SET OF TASKS:
a) In the passage on U.S. water pollution control, what percentage of all U.S. river and shoreline miles did the Environmental Protection Agency estimate were polluted in 1971?
b) Pick up the passage on U.S. water pollution control after its final sentence and keep writing it.

Begin GIVEN PASSAGE

Background and Scope of Study

The Water Pollution Control Act amendments of 1972 (P.L. 92-500) provided the necessary legal framework for an ambitious effort aimed at extensive improvement of water quality in lakes and streams throughout the United States. As specified in the Act, the national goal was no less than "water quality which provides for the protection and propagation of fish, shellfish, and wildlife and provides for recreation in and on the water . . ." with the eventual elimination of all effluent discharge. The law called for all industrial dischargers to have installed the best practical treatment methods by 1977 and the best available treatment technology by 1983. Municipal treatment systems were to have installed secondary treatment by 1977 and the best practicable waste water treatment technology by 1983. Non-point sources of pollution such as erosion and runoff from agricultural and urban areas were required to develop and implement area-wide waste treatment management plans.
The Clean Water Act of 1977 (P.L. 95-217) reaffirmed the national goal of fishable and swimmable water quality by 1983 and established a new goal of eliminating the discharge of pollutants into navigable waters by 1985. Amendments passed in 1977 modified the best available treatment requirements and extended the 1983 deadline for various industries. This is not surprising, since these goals are expensive and perhaps impossible to attain. Competing national goals of expanded mineral and energy production and inflation reduction may conflict with the attempt to achieve water quality. Moreover, the benefits to be achieved by the Federal goals may not be sufficient to justify the necessary public and private expenditures. The Environmental Protection Agency has come under increasing pressure to assess its water quality improvement programs in terms of their benefits and costs.
There was widespread agreement that the problem of water pollution in the United States had reached unacceptable levels when the 1972 water quality legislation was passed. The Environmental Protection Agency (EPA) estimated that 29 percent of all U.S. river and shoreline miles were polluted in 1971. Table 1.1shows the amount of polluted water reported in the nine major river basins of the
Table 1.1. Estimated Stream and Shoreline Pollution in Major River Basins, United States, 1971.

Major River Basin Total Stream and Shoreline (Miles) Polluted Stream and Shoreline (Miles) Proportion Polluted (Percent)

Ohio 28,992 24,031 83
Southeast 11,726 4,490 38
Great Lakes 21,374 8,771 41
Northeast 32,431 5,823 18
Middle Atlantic 31,914 5,627 18
California 28,277 8,429 30
Gulf 64,719 11,604 18
Missouri 10,448 1,839 18
Columbia 30,443 5,685 19
United States 260,324 76,299 29

Source: Environmental Protection Agency, The Cost of Clean Water, (Washington, D.C., 1972).
U.S. Nearly all of the waterways in the Ohio River Basin were polluted, and waterways in the Great Lakes and Southeast drainage areas exceeded the national average pollution level by one-third, California waterways were nearly identical in quality to the national average with 30 percent polluted.

End GIVEN PASSAGE
Begin DATA

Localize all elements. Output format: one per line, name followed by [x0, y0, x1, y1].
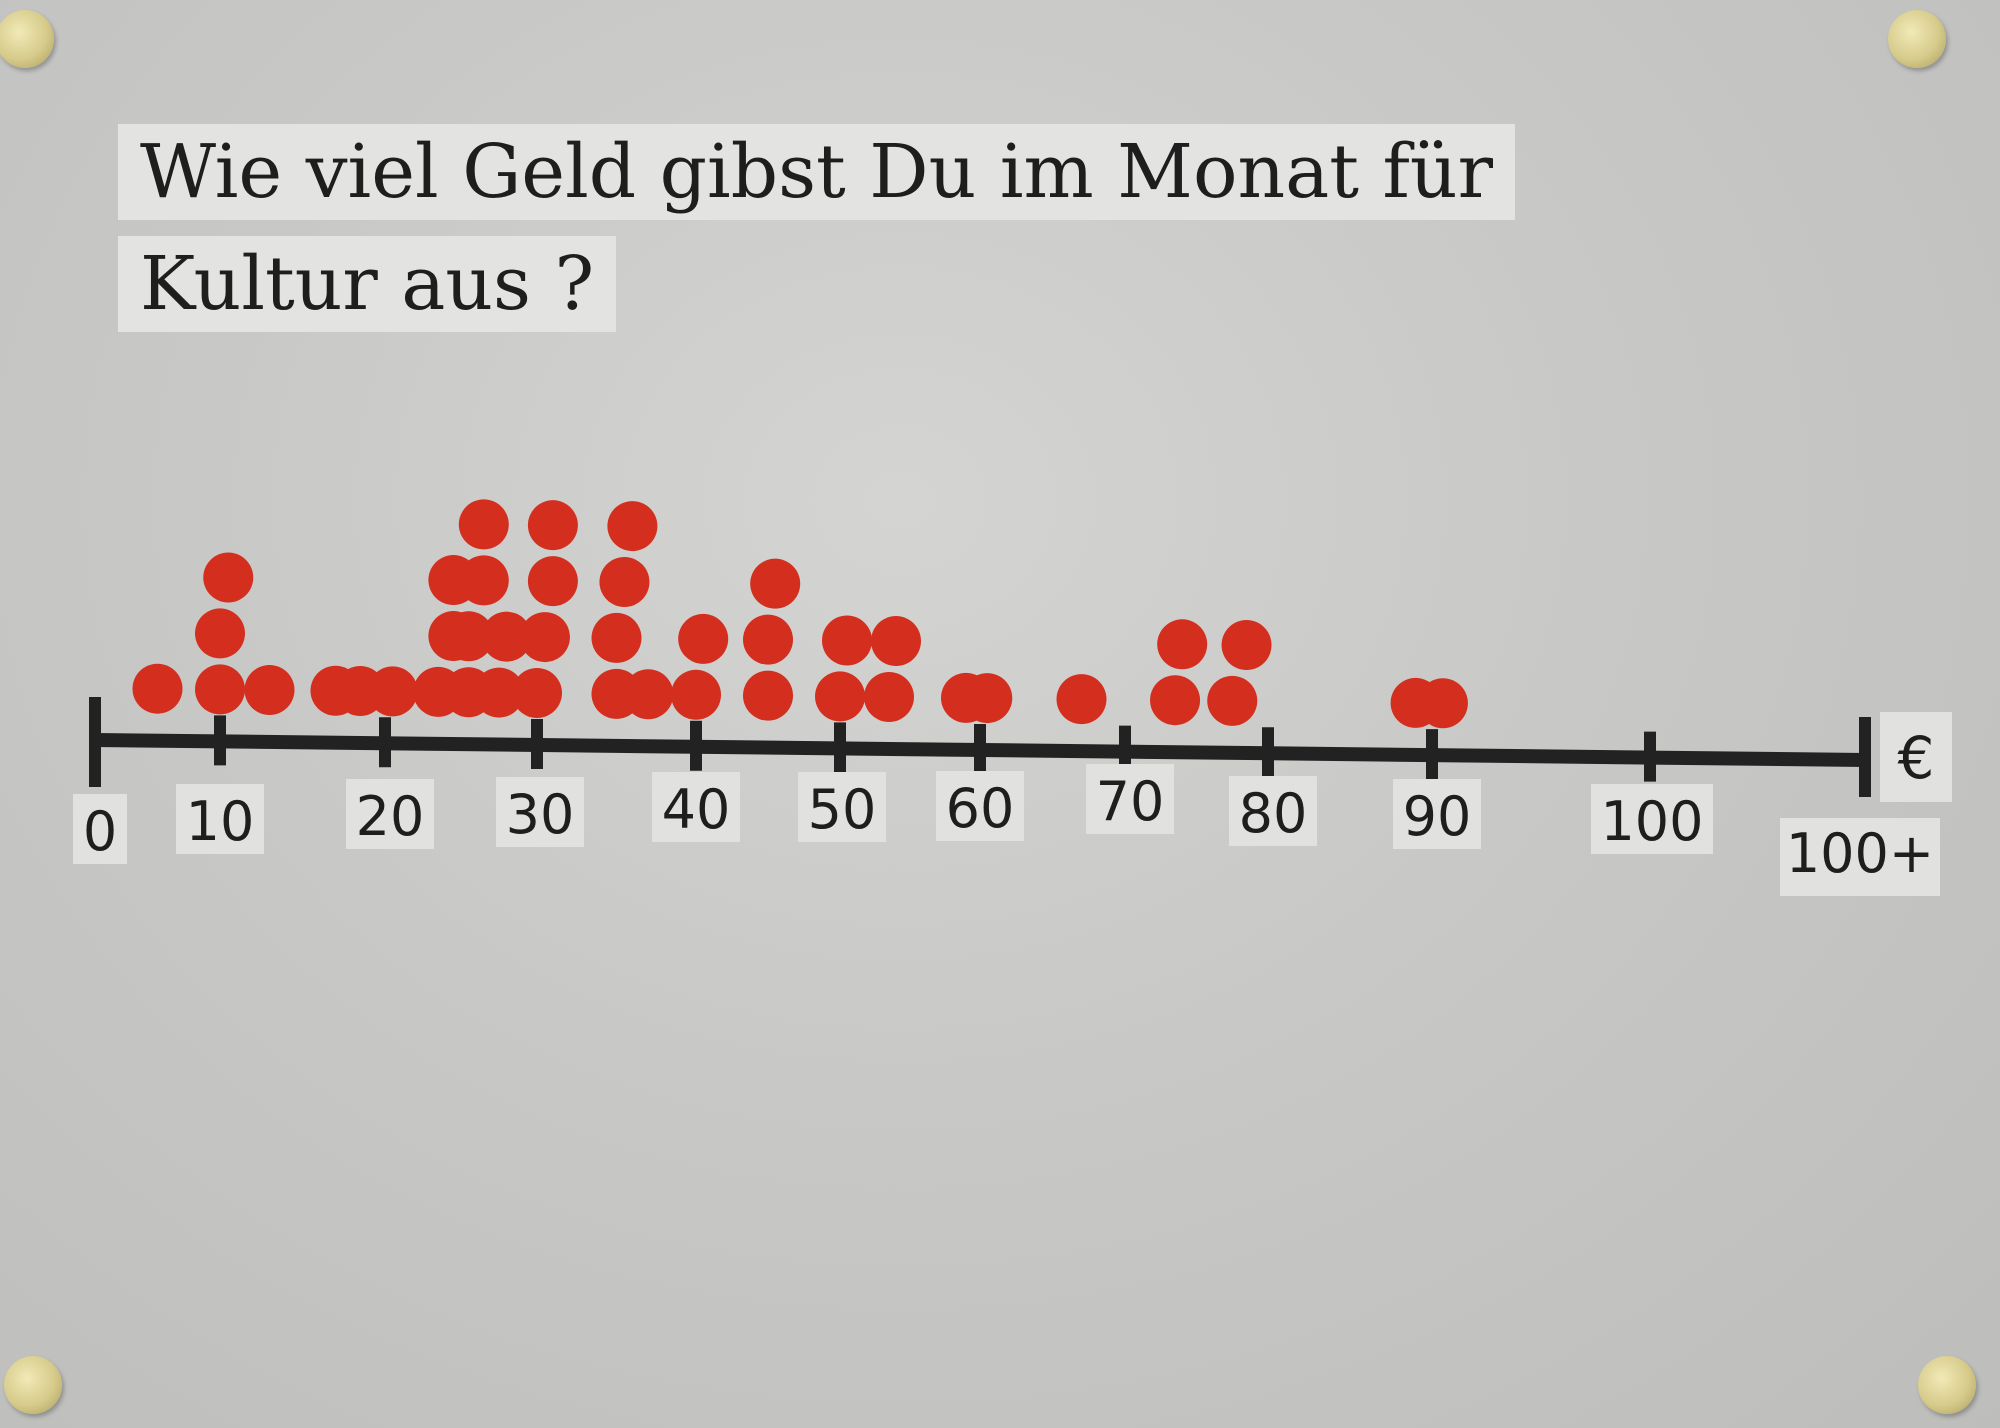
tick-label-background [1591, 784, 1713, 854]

End DATA

OUTPUTS:
a) 29 percent.

b)
Measuring the level of water quality is a very complex question. Pollution is always a matter of degree, rather than yes or no, and defining pollution is closely related to the use to which water may be put. The estimates were based on Federal-State water quality standards which vary from place to place, depending on the local use of water for drinking, swimming, fishing, industrial waste discharge, and other uses. The estimates were corrected for natural pollution levels. In the EPA study, the calculation of percentage of water polluted was supplemented using a prevalance-duration-intensity index showing the degree of pollution and how long during the year the waterway was in violation of the standards.
A specialized measure of water quality for Colorado showed substantial pollution levels. The Colorado Division of Wildlife reported that 8,700 miles or 70 percent of the 12,500 miles of river, in the state were capable of sustaining a trout population in 1970.1 An estimated 2,640 miles or 21 percent of the rivers in the state were polluted; 917 miles of river or 7 percent were dewatered by irrigation and power users; and 253 miles or 2 percent were inundated by reservoir construction.
In the past, most Western communities and state governments welcomed and encouraged the clean water program as a source of new income and general economic growth. Recently, some observers have begun to question whether the social benefits of water pollution control exceed social costs. The people involved are interested in what can be learned from current experience to help formulate sound water quality policies for the future. The purpose of this study is to begin to provide answers to some of the questions which have been raised. Procedures are developed to measure several important non-market benefits from improved water quality in the South Platte River Basin, Colorado.
A complete economic analysis of a proposed policy to improve water quality would measure: (1) the benefits of pollution control, (2) the costs of reducing or removing waste discharge, (3) the costs of monitoring and enforcing regulations, and (4) where chronic unemployment exists, the indirect or secondary benefits and costs.2 A recommended program on grounds of economic efficiency would be one for which the incremental benefits exceed the incremental costs. Bradford3 proposed the use of aggregate benefit or bid functions as shown in Figure 1.1which are derived from the vertical summation of benefits of the affected population. When total costs are known, an optimum level of water quality can be determined where the difference between total benefits and total costs is maximized or at the point where the slopes of the two curves are equal. Alternatively, the first derivatives of total benefit and cost curves yields the marginal benefit and cost curves shown in Figure 1.1. An efficient allocation of resources occurs at the point where the marginal benefit and cost curves intersect.
The total costs of pollution control programs have been estimated by the National Commission on Water Quality4 and others. However, there are very few investigations of the aggregate social benefits of improved water quality. Early studies focused on the recreation-associated benefits of water quality improvement and ignored any economic assessment of the preservation value to the general population.
This book provides an empirical test and confirmation of the Weisbrod5 and Krutilla6 proposals that: the general public may be willing to pay for the preservation of environmental amenities; option value and other preservation values represent important social benefits; and should be added to recreation use values to determine the total benefit of environmental amenities to society. In the absence of information on preservation benefits to all of the people, insufficient resources would be allocated by society to the preservation of unique environments such as pristine mountain streams where mineral and energy development may irreversibly degrade water quality.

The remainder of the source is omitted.